- [STATED GOAL]:
Make an exact copy of all the entries below, with the pictures left out.
+++++
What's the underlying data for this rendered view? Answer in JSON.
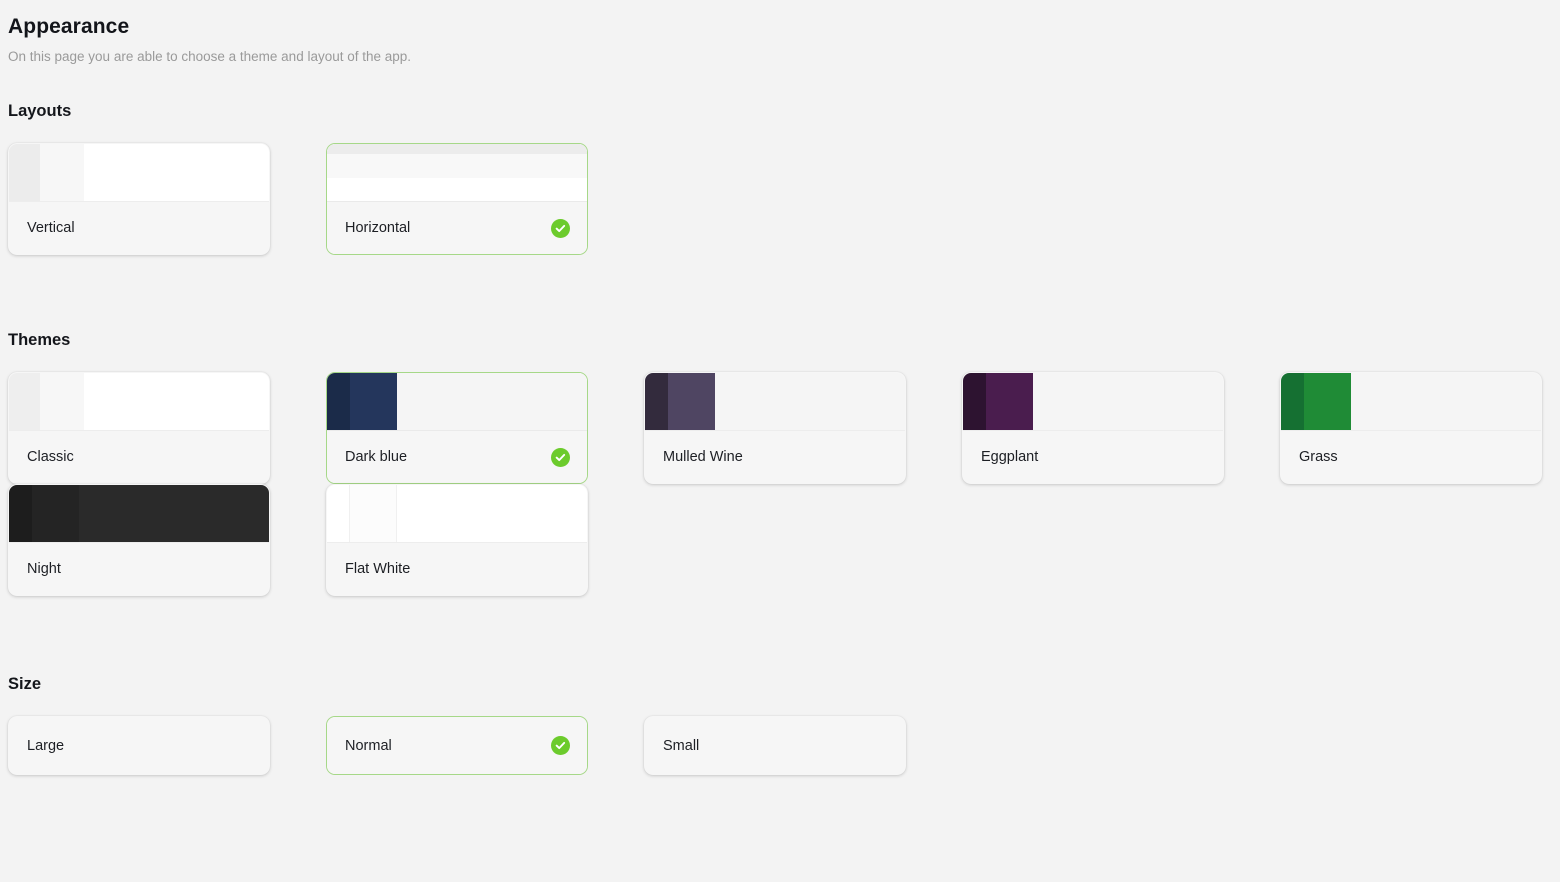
{
  "header": {
    "title": "Appearance",
    "subtitle": "On this page you are able to choose a theme and layout of the app."
  },
  "accent": {
    "selected_border": "#a6d888",
    "check_green": "#6ccb2c",
    "page_bg": "#f3f3f3",
    "card_bg": "#f6f6f6"
  },
  "sections": {
    "layouts": {
      "title": "Layouts",
      "items": [
        {
          "label": "Vertical",
          "selected": false,
          "orientation": "vertical",
          "bands": [
            {
              "color": "#ececec",
              "size": "12%"
            },
            {
              "color": "#f7f7f7",
              "size": "17%"
            },
            {
              "color": "#ffffff",
              "size": "71%"
            }
          ]
        },
        {
          "label": "Horizontal",
          "selected": true,
          "orientation": "horizontal",
          "bands": [
            {
              "color": "#ececec",
              "size": "17%"
            },
            {
              "color": "#f8f8f8",
              "size": "43%"
            },
            {
              "color": "#ffffff",
              "size": "40%"
            }
          ]
        }
      ]
    },
    "themes": {
      "title": "Themes",
      "items": [
        {
          "label": "Classic",
          "selected": false,
          "orientation": "vertical",
          "bands": [
            {
              "color": "#eeeeee",
              "size": "12%"
            },
            {
              "color": "#f7f7f7",
              "size": "17%"
            },
            {
              "color": "#ffffff",
              "size": "71%"
            }
          ]
        },
        {
          "label": "Dark blue",
          "selected": true,
          "orientation": "vertical",
          "bands": [
            {
              "color": "#1b2b49",
              "size": "9%"
            },
            {
              "color": "#24365c",
              "size": "18%"
            },
            {
              "color": "#f5f5f5",
              "size": "73%"
            }
          ]
        },
        {
          "label": "Mulled Wine",
          "selected": false,
          "orientation": "vertical",
          "bands": [
            {
              "color": "#332b3d",
              "size": "9%"
            },
            {
              "color": "#4f4562",
              "size": "18%"
            },
            {
              "color": "#f5f5f5",
              "size": "73%"
            }
          ]
        },
        {
          "label": "Eggplant",
          "selected": false,
          "orientation": "vertical",
          "bands": [
            {
              "color": "#2d1330",
              "size": "9%"
            },
            {
              "color": "#4a1d4e",
              "size": "18%"
            },
            {
              "color": "#f5f5f5",
              "size": "73%"
            }
          ]
        },
        {
          "label": "Grass",
          "selected": false,
          "orientation": "vertical",
          "bands": [
            {
              "color": "#157032",
              "size": "9%"
            },
            {
              "color": "#1f8b36",
              "size": "18%"
            },
            {
              "color": "#f5f5f5",
              "size": "73%"
            }
          ]
        },
        {
          "label": "Night",
          "selected": false,
          "orientation": "vertical",
          "bands": [
            {
              "color": "#1d1d1d",
              "size": "9%"
            },
            {
              "color": "#242424",
              "size": "18%"
            },
            {
              "color": "#2a2a2a",
              "size": "73%"
            }
          ]
        },
        {
          "label": "Flat White",
          "selected": false,
          "orientation": "vertical",
          "bands": [
            {
              "color": "#ffffff",
              "size": "9%"
            },
            {
              "color": "#fcfcfc",
              "size": "18%"
            },
            {
              "color": "#ffffff",
              "size": "73%"
            }
          ]
        }
      ]
    },
    "size": {
      "title": "Size",
      "items": [
        {
          "label": "Large",
          "selected": false
        },
        {
          "label": "Normal",
          "selected": true
        },
        {
          "label": "Small",
          "selected": false
        }
      ]
    }
  }
}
+++++
- [TASK ANSWER]:
What's the underlying data for this rendered view? Answer in JSON.
{
  "header": {
    "title": "Appearance",
    "subtitle": "On this page you are able to choose a theme and layout of the app."
  },
  "accent": {
    "selected_border": "#a6d888",
    "check_green": "#6ccb2c",
    "page_bg": "#f3f3f3",
    "card_bg": "#f6f6f6"
  },
  "sections": {
    "layouts": {
      "title": "Layouts",
      "items": [
        {
          "label": "Vertical",
          "selected": false,
          "orientation": "vertical",
          "bands": [
            {
              "color": "#ececec",
              "size": "12%"
            },
            {
              "color": "#f7f7f7",
              "size": "17%"
            },
            {
              "color": "#ffffff",
              "size": "71%"
            }
          ]
        },
        {
          "label": "Horizontal",
          "selected": true,
          "orientation": "horizontal",
          "bands": [
            {
              "color": "#ececec",
              "size": "17%"
            },
            {
              "color": "#f8f8f8",
              "size": "43%"
            },
            {
              "color": "#ffffff",
              "size": "40%"
            }
          ]
        }
      ]
    },
    "themes": {
      "title": "Themes",
      "items": [
        {
          "label": "Classic",
          "selected": false,
          "orientation": "vertical",
          "bands": [
            {
              "color": "#eeeeee",
              "size": "12%"
            },
            {
              "color": "#f7f7f7",
              "size": "17%"
            },
            {
              "color": "#ffffff",
              "size": "71%"
            }
          ]
        },
        {
          "label": "Dark blue",
          "selected": true,
          "orientation": "vertical",
          "bands": [
            {
              "color": "#1b2b49",
              "size": "9%"
            },
            {
              "color": "#24365c",
              "size": "18%"
            },
            {
              "color": "#f5f5f5",
              "size": "73%"
            }
          ]
        },
        {
          "label": "Mulled Wine",
          "selected": false,
          "orientation": "vertical",
          "bands": [
            {
              "color": "#332b3d",
              "size": "9%"
            },
            {
              "color": "#4f4562",
              "size": "18%"
            },
            {
              "color": "#f5f5f5",
              "size": "73%"
            }
          ]
        },
        {
          "label": "Eggplant",
          "selected": false,
          "orientation": "vertical",
          "bands": [
            {
              "color": "#2d1330",
              "size": "9%"
            },
            {
              "color": "#4a1d4e",
              "size": "18%"
            },
            {
              "color": "#f5f5f5",
              "size": "73%"
            }
          ]
        },
        {
          "label": "Grass",
          "selected": false,
          "orientation": "vertical",
          "bands": [
            {
              "color": "#157032",
              "size": "9%"
            },
            {
              "color": "#1f8b36",
              "size": "18%"
            },
            {
              "color": "#f5f5f5",
              "size": "73%"
            }
          ]
        },
        {
          "label": "Night",
          "selected": false,
          "orientation": "vertical",
          "bands": [
            {
              "color": "#1d1d1d",
              "size": "9%"
            },
            {
              "color": "#242424",
              "size": "18%"
            },
            {
              "color": "#2a2a2a",
              "size": "73%"
            }
          ]
        },
        {
          "label": "Flat White",
          "selected": false,
          "orientation": "vertical",
          "bands": [
            {
              "color": "#ffffff",
              "size": "9%"
            },
            {
              "color": "#fcfcfc",
              "size": "18%"
            },
            {
              "color": "#ffffff",
              "size": "73%"
            }
          ]
        }
      ]
    },
    "size": {
      "title": "Size",
      "items": [
        {
          "label": "Large",
          "selected": false
        },
        {
          "label": "Normal",
          "selected": true
        },
        {
          "label": "Small",
          "selected": false
        }
      ]
    }
  }
}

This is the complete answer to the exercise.